[Extracted data entries]
* * * *
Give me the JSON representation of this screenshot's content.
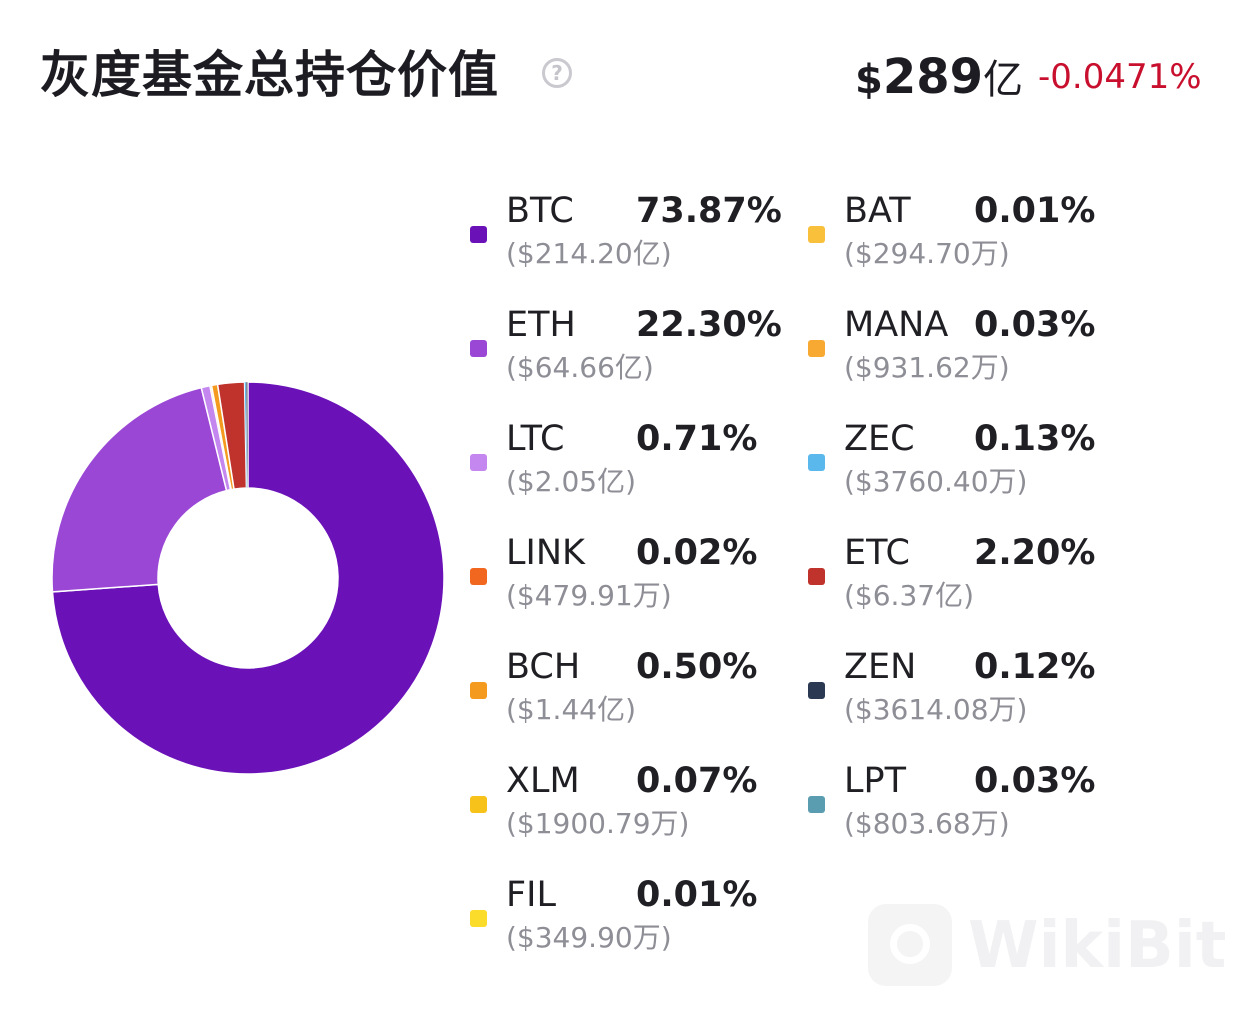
{
  "header": {
    "title": "灰度基金总持仓价值",
    "help_icon": "question-circle-icon",
    "total_currency": "$",
    "total_amount": "289",
    "total_unit": "亿",
    "change": "-0.0471%"
  },
  "watermark": {
    "text": "WikiBit"
  },
  "colors": {
    "change_negative": "#c8102e"
  },
  "chart_data": {
    "type": "pie",
    "donut": true,
    "legend_position": "right",
    "title": "",
    "start_angle": "top, clockwise",
    "slices": [
      {
        "name": "BTC",
        "percent": 73.87,
        "percent_label": "73.87%",
        "value_label": "($214.20亿)",
        "color": "#6a11b8"
      },
      {
        "name": "ETH",
        "percent": 22.3,
        "percent_label": "22.30%",
        "value_label": "($64.66亿)",
        "color": "#9b47d6"
      },
      {
        "name": "LTC",
        "percent": 0.71,
        "percent_label": "0.71%",
        "value_label": "($2.05亿)",
        "color": "#c486ef"
      },
      {
        "name": "LINK",
        "percent": 0.02,
        "percent_label": "0.02%",
        "value_label": "($479.91万)",
        "color": "#f2671f"
      },
      {
        "name": "BCH",
        "percent": 0.5,
        "percent_label": "0.50%",
        "value_label": "($1.44亿)",
        "color": "#f49a1f"
      },
      {
        "name": "XLM",
        "percent": 0.07,
        "percent_label": "0.07%",
        "value_label": "($1900.79万)",
        "color": "#f7c219"
      },
      {
        "name": "FIL",
        "percent": 0.01,
        "percent_label": "0.01%",
        "value_label": "($349.90万)",
        "color": "#fbdc2a"
      },
      {
        "name": "BAT",
        "percent": 0.01,
        "percent_label": "0.01%",
        "value_label": "($294.70万)",
        "color": "#f9c13b"
      },
      {
        "name": "MANA",
        "percent": 0.03,
        "percent_label": "0.03%",
        "value_label": "($931.62万)",
        "color": "#f7a932"
      },
      {
        "name": "ZEC",
        "percent": 0.13,
        "percent_label": "0.13%",
        "value_label": "($3760.40万)",
        "color": "#5bb8ec"
      },
      {
        "name": "ETC",
        "percent": 2.2,
        "percent_label": "2.20%",
        "value_label": "($6.37亿)",
        "color": "#c0322c"
      },
      {
        "name": "ZEN",
        "percent": 0.12,
        "percent_label": "0.12%",
        "value_label": "($3614.08万)",
        "color": "#2b3a52"
      },
      {
        "name": "LPT",
        "percent": 0.03,
        "percent_label": "0.03%",
        "value_label": "($803.68万)",
        "color": "#5b9db0"
      }
    ],
    "draw_order": [
      "BTC",
      "ETH",
      "LTC",
      "BAT",
      "FIL",
      "LINK",
      "MANA",
      "XLM",
      "BCH",
      "ETC",
      "ZEC",
      "ZEN",
      "LPT"
    ]
  }
}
* * * *
| YOUR TASK |
Copy out each record shown above without alteration, skipping any picture.

| TASK RESULT |
Give me the JSON representation of this screenshot's content.
{
  "header": {
    "title": "灰度基金总持仓价值",
    "help_icon": "question-circle-icon",
    "total_currency": "$",
    "total_amount": "289",
    "total_unit": "亿",
    "change": "-0.0471%"
  },
  "watermark": {
    "text": "WikiBit"
  },
  "colors": {
    "change_negative": "#c8102e"
  },
  "chart_data": {
    "type": "pie",
    "donut": true,
    "legend_position": "right",
    "title": "",
    "start_angle": "top, clockwise",
    "slices": [
      {
        "name": "BTC",
        "percent": 73.87,
        "percent_label": "73.87%",
        "value_label": "($214.20亿)",
        "color": "#6a11b8"
      },
      {
        "name": "ETH",
        "percent": 22.3,
        "percent_label": "22.30%",
        "value_label": "($64.66亿)",
        "color": "#9b47d6"
      },
      {
        "name": "LTC",
        "percent": 0.71,
        "percent_label": "0.71%",
        "value_label": "($2.05亿)",
        "color": "#c486ef"
      },
      {
        "name": "LINK",
        "percent": 0.02,
        "percent_label": "0.02%",
        "value_label": "($479.91万)",
        "color": "#f2671f"
      },
      {
        "name": "BCH",
        "percent": 0.5,
        "percent_label": "0.50%",
        "value_label": "($1.44亿)",
        "color": "#f49a1f"
      },
      {
        "name": "XLM",
        "percent": 0.07,
        "percent_label": "0.07%",
        "value_label": "($1900.79万)",
        "color": "#f7c219"
      },
      {
        "name": "FIL",
        "percent": 0.01,
        "percent_label": "0.01%",
        "value_label": "($349.90万)",
        "color": "#fbdc2a"
      },
      {
        "name": "BAT",
        "percent": 0.01,
        "percent_label": "0.01%",
        "value_label": "($294.70万)",
        "color": "#f9c13b"
      },
      {
        "name": "MANA",
        "percent": 0.03,
        "percent_label": "0.03%",
        "value_label": "($931.62万)",
        "color": "#f7a932"
      },
      {
        "name": "ZEC",
        "percent": 0.13,
        "percent_label": "0.13%",
        "value_label": "($3760.40万)",
        "color": "#5bb8ec"
      },
      {
        "name": "ETC",
        "percent": 2.2,
        "percent_label": "2.20%",
        "value_label": "($6.37亿)",
        "color": "#c0322c"
      },
      {
        "name": "ZEN",
        "percent": 0.12,
        "percent_label": "0.12%",
        "value_label": "($3614.08万)",
        "color": "#2b3a52"
      },
      {
        "name": "LPT",
        "percent": 0.03,
        "percent_label": "0.03%",
        "value_label": "($803.68万)",
        "color": "#5b9db0"
      }
    ],
    "draw_order": [
      "BTC",
      "ETH",
      "LTC",
      "BAT",
      "FIL",
      "LINK",
      "MANA",
      "XLM",
      "BCH",
      "ETC",
      "ZEC",
      "ZEN",
      "LPT"
    ]
  }
}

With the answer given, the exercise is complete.